### Exercise prompt
Write out each record again exactly as it stands.

### Supplied records
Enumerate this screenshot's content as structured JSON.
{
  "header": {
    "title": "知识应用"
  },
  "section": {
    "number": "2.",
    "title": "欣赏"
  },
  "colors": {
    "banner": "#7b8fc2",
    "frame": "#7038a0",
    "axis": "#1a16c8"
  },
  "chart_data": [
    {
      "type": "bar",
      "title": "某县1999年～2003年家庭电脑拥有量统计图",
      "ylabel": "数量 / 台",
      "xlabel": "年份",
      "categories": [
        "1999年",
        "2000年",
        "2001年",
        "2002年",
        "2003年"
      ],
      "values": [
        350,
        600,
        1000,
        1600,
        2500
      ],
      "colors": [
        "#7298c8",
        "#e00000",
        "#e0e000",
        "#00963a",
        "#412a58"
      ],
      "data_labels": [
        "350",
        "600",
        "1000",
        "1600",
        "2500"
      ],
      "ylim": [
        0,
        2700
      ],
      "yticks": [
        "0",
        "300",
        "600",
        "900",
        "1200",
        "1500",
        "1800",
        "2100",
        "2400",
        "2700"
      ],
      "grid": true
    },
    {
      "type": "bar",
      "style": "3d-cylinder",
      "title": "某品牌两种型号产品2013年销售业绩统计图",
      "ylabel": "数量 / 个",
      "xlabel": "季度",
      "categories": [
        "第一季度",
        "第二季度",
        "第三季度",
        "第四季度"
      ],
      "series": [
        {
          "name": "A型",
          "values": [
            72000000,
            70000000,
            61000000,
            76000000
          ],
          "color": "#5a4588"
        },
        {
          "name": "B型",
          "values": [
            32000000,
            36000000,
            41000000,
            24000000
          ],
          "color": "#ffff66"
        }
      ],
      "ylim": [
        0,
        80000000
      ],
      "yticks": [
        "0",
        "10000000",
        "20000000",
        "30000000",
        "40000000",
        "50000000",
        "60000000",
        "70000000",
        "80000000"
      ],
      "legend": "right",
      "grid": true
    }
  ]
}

### Written answer
Enumerate this screenshot's content as structured JSON.
{
  "header": {
    "title": "知识应用"
  },
  "section": {
    "number": "2.",
    "title": "欣赏"
  },
  "colors": {
    "banner": "#7b8fc2",
    "frame": "#7038a0",
    "axis": "#1a16c8"
  },
  "chart_data": [
    {
      "type": "bar",
      "title": "某县1999年～2003年家庭电脑拥有量统计图",
      "ylabel": "数量 / 台",
      "xlabel": "年份",
      "categories": [
        "1999年",
        "2000年",
        "2001年",
        "2002年",
        "2003年"
      ],
      "values": [
        350,
        600,
        1000,
        1600,
        2500
      ],
      "colors": [
        "#7298c8",
        "#e00000",
        "#e0e000",
        "#00963a",
        "#412a58"
      ],
      "data_labels": [
        "350",
        "600",
        "1000",
        "1600",
        "2500"
      ],
      "ylim": [
        0,
        2700
      ],
      "yticks": [
        "0",
        "300",
        "600",
        "900",
        "1200",
        "1500",
        "1800",
        "2100",
        "2400",
        "2700"
      ],
      "grid": true
    },
    {
      "type": "bar",
      "style": "3d-cylinder",
      "title": "某品牌两种型号产品2013年销售业绩统计图",
      "ylabel": "数量 / 个",
      "xlabel": "季度",
      "categories": [
        "第一季度",
        "第二季度",
        "第三季度",
        "第四季度"
      ],
      "series": [
        {
          "name": "A型",
          "values": [
            72000000,
            70000000,
            61000000,
            76000000
          ],
          "color": "#5a4588"
        },
        {
          "name": "B型",
          "values": [
            32000000,
            36000000,
            41000000,
            24000000
          ],
          "color": "#ffff66"
        }
      ],
      "ylim": [
        0,
        80000000
      ],
      "yticks": [
        "0",
        "10000000",
        "20000000",
        "30000000",
        "40000000",
        "50000000",
        "60000000",
        "70000000",
        "80000000"
      ],
      "legend": "right",
      "grid": true
    }
  ]
}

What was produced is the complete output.